* [EXTRACT TO READ]:
It was around 1943-1944 when they stopped running. I can remember them cutting down the overhead wires.
On the corner of Washington & Cunningham, next to the bus station was the Sparkle Market. When I was 6 years old my mother filled out a ticket for the chest freezer the market was raffling off. That was in 1952 and surprise... she won. That freezer is still running. Goes to prove things were built to last back then.
Prior to being the bus station, this was the trolley terminal (they were called "streetcars"more often than "trolleys." And before that (and for a while simultaneously) it was also a terminal for electric rail cars much larger than the city trolleys. These big black cars rolled ddown Cunningham St. and then somewhere turned south and went to Pittsburgh. These cars stopped running, I think, about the end of the 20's or the early 30's. The streetcars went out of business in the fall of '40 or spring of '41. I was a student in Butler Business College, ehich was located in the 2nd 3rd and 4th floors of a building just south of the Nixon Hotel on S. Main. We all ran to the windows to watch the last trolley climb the grade up to the courthouse--the end of an era.
I used to take the 7:10 to Trade school in Pgh. every day in the late 50's.My Dad was a driver for Harmony Short Line and myuncle, Joe John drove a city bus for a while.
The last trolly to run in Butler was in 1941
The old bus station brings back many memories for me. I remember sitting in the station with my mom waiting for the Maryland Avenue bus to arrive. It was always so warm and cozy in there on cold winter days. I always hated to leave the building and go back outside.
I remember being with my Mom and catching the Harmony Short Line bus to Pgh. It seemed like a funny name for a bus company to a little boy. My Mom told me that their was an interurban train that went to Pgh. but was closed down after the war. Butler was ahead of the curve in doing away with the streetcars. Greensburg had them untill the late 50's and, of course, they ran all over Pgh.
Think it was demolished about when I was born.The buses just lined up by Troutman's on the street.The parking garage opened in what? 1974 or so.
I was leaning for a 1939/40 closing date but will accept 1941.I had already turn 6 when the last Trolley was to travel on Penn St. My grandmother took me on it. She wanted me to see a bit of History. I was little and she told me if they asked my age I was to say I was not yet 6 since it was half price. I am remembering $.05. The only other time I rode the trolley was to go the other direction. Alameda Park was at the end of Penn Street and was developed by the Trolley lines. They would put places like Kennywood and others at the end of their lines to encourage people to ride. You would ride to the park for the day then ride home.
My Dad used to send me to the bus station on Saturdays to get the Sunday edition of the Pittsburgh newspaper. He would also give me an extra quarter so that I could buy a peppermint patty. Fun memories!
They tore down the Bus Station! Blasphemy!Just up the alley was the Butler Eagle office where the newspaper boyswould gather to get their papers for delivery-then rush down to theBus Station crowding out the salary men/women (always at 5)withthose big pouches of papers. Being callow youths we (I know I did)crowd out the real people. Not long ago, I wrote a letter tothe Eagle apologizing for my crass behavior. I received a callfrom someone at the Eagle wanting to know if I was a real person.My apology was published in the "Letters To The Editor" section.There-I repented for all to read and felt that I could hold myhead up in polite company yet again neglecting, of course, all theother evil things I have done. One thing at a time I always say.
The streetcars quit running in 1941. The company had signed a 99 year lease with the city in 1899, but that technology only lasted 42 years. The tracks were torn up and sold to help the war effort of World War II. One can still see where the tracks ran up the red brick section East Pearl Street as they were filled in with single bricks running east to west as opposed to the rest of the brick running north to south. There is still a small section of the steel tracks showing at the end of Armco Drive in Lyndora.

* [WORK ORDER A]: In the comments about Butler's old bus station, how long was the lease the streetcar company signed with the city in 1899?
* [WORK ORDER B]: Copy the comments about Butler's old bus station from "They tore down" up to and including "I always say.", replacing "Blasphemy" with "Sacrilege".

* [MATERIAL SHOWN]:
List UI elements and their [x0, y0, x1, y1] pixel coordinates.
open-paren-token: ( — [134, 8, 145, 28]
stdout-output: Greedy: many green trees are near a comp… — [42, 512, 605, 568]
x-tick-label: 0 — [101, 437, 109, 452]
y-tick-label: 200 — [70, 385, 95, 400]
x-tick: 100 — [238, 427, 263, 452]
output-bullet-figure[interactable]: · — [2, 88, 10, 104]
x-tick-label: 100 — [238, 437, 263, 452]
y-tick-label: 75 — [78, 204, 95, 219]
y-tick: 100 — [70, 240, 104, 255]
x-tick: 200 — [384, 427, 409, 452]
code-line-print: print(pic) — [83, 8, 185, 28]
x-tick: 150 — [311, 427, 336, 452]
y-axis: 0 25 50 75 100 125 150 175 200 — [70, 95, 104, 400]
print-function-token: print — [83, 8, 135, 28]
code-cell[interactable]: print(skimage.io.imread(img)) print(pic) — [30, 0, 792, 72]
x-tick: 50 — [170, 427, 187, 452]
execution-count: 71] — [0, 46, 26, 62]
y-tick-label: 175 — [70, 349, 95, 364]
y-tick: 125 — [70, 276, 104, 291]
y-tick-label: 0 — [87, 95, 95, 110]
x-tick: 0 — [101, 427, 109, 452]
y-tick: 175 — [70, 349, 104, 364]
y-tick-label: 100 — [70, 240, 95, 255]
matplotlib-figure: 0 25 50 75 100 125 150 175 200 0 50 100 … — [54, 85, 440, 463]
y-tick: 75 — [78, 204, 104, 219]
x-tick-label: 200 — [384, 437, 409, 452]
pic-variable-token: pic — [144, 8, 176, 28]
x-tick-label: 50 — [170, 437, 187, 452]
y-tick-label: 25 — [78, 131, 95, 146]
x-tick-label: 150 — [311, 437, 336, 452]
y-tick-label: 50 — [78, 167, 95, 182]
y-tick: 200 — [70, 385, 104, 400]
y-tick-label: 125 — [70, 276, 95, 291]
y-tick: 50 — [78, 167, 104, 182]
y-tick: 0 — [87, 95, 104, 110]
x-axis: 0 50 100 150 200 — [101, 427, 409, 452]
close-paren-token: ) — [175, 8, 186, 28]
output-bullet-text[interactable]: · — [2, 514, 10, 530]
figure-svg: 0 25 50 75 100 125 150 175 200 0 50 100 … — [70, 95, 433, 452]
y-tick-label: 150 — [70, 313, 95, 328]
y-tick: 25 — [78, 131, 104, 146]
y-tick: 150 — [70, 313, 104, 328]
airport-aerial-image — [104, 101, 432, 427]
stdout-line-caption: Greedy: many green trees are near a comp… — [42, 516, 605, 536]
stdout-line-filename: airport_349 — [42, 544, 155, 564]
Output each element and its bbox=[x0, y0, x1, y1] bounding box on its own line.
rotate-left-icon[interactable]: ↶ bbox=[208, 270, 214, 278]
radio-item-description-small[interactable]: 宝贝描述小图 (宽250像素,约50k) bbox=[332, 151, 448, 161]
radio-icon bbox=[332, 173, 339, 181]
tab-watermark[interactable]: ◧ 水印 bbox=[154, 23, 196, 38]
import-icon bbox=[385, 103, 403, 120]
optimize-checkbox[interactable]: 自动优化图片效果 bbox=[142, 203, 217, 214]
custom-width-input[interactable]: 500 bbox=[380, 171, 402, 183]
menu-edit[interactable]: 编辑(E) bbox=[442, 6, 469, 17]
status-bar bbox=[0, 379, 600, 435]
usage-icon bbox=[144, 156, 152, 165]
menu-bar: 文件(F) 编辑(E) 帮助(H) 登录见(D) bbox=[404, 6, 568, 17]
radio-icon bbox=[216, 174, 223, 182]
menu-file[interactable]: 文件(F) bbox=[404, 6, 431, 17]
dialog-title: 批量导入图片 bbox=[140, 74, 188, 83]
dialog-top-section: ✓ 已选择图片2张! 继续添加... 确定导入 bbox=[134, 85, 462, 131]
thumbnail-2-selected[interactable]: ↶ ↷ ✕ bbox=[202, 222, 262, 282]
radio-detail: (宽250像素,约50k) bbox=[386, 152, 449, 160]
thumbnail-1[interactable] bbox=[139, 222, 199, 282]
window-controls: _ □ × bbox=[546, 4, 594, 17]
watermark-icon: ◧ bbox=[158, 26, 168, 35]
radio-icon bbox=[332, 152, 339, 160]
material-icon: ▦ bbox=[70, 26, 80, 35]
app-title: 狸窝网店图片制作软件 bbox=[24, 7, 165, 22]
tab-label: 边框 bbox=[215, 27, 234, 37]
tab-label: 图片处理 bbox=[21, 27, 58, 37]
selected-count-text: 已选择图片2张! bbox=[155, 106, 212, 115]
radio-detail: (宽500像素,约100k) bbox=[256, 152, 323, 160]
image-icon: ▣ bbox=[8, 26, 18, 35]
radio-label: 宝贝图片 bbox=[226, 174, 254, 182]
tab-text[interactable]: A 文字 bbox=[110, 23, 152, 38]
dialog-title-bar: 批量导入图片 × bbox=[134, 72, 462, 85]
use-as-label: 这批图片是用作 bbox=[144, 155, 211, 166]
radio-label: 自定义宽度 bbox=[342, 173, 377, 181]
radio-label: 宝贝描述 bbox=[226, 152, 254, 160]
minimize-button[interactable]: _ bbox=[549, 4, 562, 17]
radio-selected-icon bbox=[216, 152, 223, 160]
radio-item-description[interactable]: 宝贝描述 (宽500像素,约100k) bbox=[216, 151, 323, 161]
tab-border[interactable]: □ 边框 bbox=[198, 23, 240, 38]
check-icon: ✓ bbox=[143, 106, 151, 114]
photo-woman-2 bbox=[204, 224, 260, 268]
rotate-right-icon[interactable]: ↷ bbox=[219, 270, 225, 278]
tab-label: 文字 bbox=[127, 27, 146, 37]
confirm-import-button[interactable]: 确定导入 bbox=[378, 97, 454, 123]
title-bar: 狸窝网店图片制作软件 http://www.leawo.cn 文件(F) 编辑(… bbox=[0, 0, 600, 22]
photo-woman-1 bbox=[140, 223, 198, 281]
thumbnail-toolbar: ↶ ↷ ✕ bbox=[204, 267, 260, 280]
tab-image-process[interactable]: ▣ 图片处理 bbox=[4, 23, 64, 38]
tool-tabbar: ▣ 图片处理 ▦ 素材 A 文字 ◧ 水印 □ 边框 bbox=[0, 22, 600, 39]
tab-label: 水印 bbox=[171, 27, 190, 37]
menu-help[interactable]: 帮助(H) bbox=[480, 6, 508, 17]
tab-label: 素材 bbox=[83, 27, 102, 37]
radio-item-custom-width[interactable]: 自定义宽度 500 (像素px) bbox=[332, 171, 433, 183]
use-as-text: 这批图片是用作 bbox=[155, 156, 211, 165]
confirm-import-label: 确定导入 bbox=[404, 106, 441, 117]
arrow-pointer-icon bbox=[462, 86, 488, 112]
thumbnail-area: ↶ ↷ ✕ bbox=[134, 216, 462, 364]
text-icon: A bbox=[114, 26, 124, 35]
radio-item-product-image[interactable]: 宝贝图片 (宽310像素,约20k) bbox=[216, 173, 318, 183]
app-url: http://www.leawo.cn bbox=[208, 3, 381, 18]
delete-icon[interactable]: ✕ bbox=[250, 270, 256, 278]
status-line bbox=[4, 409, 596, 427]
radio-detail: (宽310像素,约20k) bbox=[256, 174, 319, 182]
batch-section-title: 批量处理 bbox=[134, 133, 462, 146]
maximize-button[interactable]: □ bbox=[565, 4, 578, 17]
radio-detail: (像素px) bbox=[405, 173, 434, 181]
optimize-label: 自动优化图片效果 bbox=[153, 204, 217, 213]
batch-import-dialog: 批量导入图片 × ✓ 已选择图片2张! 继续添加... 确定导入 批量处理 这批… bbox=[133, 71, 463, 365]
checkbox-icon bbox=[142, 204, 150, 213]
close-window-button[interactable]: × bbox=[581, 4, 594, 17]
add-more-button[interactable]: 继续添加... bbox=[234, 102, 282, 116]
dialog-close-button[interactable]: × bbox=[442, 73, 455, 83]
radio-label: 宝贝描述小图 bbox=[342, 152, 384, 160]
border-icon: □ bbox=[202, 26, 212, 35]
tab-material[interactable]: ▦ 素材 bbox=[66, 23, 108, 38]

* [TASK SOLUTION A]: 99 years

* [TASK SOLUTION B]:
They tore down the Bus Station! Sacrilege!Just up the alley was the Butler Eagle office where the newspaper boyswould gather to get their papers for delivery-then rush down to theBus Station crowding out the salary men/women (always at 5)withthose big pouches of papers. Being callow youths we (I know I did)crowd out the real people. Not long ago, I wrote a letter tothe Eagle apologizing for my crass behavior. I received a callfrom someone at the Eagle wanting to know if I was a real person.My apology was published in the "Letters To The Editor" section.There-I repented for all to read and felt that I could hold myhead up in polite company yet again neglecting, of course, all theother evil things I have done. One thing at a time I always say.